GIVEN DATA
○ ○ ○ ○

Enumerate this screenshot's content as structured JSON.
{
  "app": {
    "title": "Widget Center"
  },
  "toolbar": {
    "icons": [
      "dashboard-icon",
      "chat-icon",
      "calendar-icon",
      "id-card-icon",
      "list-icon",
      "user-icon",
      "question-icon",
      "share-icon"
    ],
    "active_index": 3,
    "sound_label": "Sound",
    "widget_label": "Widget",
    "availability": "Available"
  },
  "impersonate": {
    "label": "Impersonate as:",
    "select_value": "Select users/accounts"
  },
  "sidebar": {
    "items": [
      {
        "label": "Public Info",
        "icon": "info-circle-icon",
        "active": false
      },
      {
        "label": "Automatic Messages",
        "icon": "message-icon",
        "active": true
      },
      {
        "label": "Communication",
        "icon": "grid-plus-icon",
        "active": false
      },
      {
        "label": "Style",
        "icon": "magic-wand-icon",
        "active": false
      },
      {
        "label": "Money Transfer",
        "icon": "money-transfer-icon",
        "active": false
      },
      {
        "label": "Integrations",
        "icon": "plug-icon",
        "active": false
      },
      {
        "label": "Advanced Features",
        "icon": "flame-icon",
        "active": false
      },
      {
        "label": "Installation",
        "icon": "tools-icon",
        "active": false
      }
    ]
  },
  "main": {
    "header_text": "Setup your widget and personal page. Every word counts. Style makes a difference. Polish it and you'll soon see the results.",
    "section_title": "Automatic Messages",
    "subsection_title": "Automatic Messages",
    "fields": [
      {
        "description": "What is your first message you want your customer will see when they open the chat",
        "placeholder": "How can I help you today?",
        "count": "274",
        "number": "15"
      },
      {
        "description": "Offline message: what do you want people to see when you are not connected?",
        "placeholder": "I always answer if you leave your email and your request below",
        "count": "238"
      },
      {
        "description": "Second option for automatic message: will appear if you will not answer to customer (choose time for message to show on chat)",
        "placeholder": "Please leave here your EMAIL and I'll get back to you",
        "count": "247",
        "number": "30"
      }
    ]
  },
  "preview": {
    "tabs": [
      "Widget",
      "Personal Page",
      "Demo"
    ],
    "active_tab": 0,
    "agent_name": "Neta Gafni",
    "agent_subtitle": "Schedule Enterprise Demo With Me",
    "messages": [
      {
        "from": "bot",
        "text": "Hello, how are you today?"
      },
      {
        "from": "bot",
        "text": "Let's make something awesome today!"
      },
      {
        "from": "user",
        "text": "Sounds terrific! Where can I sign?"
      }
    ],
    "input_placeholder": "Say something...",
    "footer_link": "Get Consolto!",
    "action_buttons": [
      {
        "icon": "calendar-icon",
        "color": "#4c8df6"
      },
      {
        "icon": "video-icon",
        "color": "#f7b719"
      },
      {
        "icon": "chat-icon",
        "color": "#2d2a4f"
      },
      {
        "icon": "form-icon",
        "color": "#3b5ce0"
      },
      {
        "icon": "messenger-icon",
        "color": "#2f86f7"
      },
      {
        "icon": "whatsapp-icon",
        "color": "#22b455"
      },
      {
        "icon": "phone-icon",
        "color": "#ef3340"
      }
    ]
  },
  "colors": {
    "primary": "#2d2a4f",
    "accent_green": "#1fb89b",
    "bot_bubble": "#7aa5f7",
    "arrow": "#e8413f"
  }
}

○ ○ ○ ○

INSTRUCTION
Copy out each line of the data containing the string "today".

TASK ANSWER
        "placeholder": "How can I help you today?",
        "text": "Hello, how are you today?"
        "text": "Let's make something awesome today!"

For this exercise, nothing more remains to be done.